◆ Aim 1:
List every Go source file (ending in .go) shown in the project structure of the Go lexer project excerpt.

◆ Extract provided:
====

Requirements: Go 1.21 or later

Project Structure

golexer/
├── cmd/
│   └── main.go          # CLI demonstration tool
├── examples/
│   ├── config.json      # Example configuration for custom tokens
│   └── test.lang        # Comprehensive test file (400+ lines)
├── golexer/
│   ├── config.go        # Configuration loading and merging
│   ├── errors.go        # Error types and handling
│   ├── lexer.go         # Core lexical analyzer
│   ├── lexer_test.go    # Unit tests
│   └── token.go         # Token types and keywords
├── go.mod
├── LICENSE
└── README.md

Quick Start

Basic Tokenization

package main

import (
    "fmt"
    "github.com/codetesla51/golexer/golexer"
)

func main() {
    source := `let total = 42 + 3.14 * count;`
    lexer := golexer.NewLexer(source)
    
    for {
        token := lexer.NextToken()
        if token.Type == golexer.EOF {
            break
        }
        fmt.Printf("%-12s %-10s (Line %d, Col %d)\n", 
            token.Type, token.Literal, token.Line, token.Column)
    }
}

Output:

LET          let        (Line 1, Col 1)

====

◆ Aim 2:
Please copy the records from their start through the line that contains "List UI elements", leaving out the pictures.

◆ Material shown:
====

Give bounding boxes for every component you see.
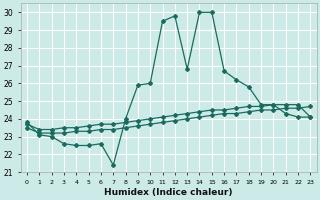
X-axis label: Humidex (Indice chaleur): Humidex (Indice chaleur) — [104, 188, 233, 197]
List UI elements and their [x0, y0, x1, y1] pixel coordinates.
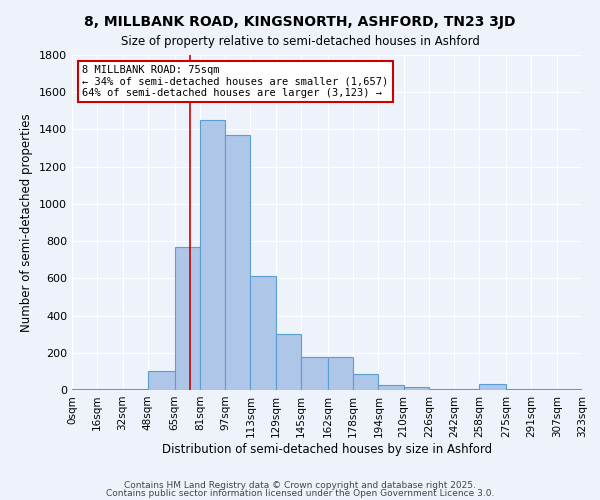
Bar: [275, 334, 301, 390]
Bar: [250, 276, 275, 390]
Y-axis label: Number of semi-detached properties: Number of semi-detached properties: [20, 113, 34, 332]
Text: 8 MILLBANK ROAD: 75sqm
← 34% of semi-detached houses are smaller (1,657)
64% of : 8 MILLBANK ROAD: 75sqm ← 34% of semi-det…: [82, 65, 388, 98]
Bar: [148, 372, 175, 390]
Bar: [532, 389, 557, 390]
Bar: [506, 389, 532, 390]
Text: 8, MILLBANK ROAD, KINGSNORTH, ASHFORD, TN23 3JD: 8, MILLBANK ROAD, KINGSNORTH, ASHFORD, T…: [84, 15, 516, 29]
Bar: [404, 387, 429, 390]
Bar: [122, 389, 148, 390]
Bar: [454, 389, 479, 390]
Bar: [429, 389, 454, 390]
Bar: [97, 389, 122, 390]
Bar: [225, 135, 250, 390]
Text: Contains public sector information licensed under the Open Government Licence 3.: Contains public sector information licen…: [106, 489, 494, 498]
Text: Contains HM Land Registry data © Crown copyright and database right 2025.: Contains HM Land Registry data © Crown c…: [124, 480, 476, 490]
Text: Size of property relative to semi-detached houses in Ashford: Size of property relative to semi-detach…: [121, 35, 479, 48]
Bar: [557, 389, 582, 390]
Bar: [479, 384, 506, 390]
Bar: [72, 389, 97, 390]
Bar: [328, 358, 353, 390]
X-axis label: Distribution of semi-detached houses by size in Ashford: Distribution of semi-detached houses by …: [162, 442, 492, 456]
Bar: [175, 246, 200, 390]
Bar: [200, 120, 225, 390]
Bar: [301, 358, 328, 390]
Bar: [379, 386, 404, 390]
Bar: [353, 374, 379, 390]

====

◆ Full response 1:
main.go
config.go
errors.go
lexer.go
lexer_test.go
token.go

◆ Full response 2:
Give bounding boxes for every component you see.
X-axis label: Humidex (Indice chaleur): Humidex (Indice chaleur) — [104, 188, 233, 197]
List UI elements and their [x0, y0, x1, y1] pixel coordinates.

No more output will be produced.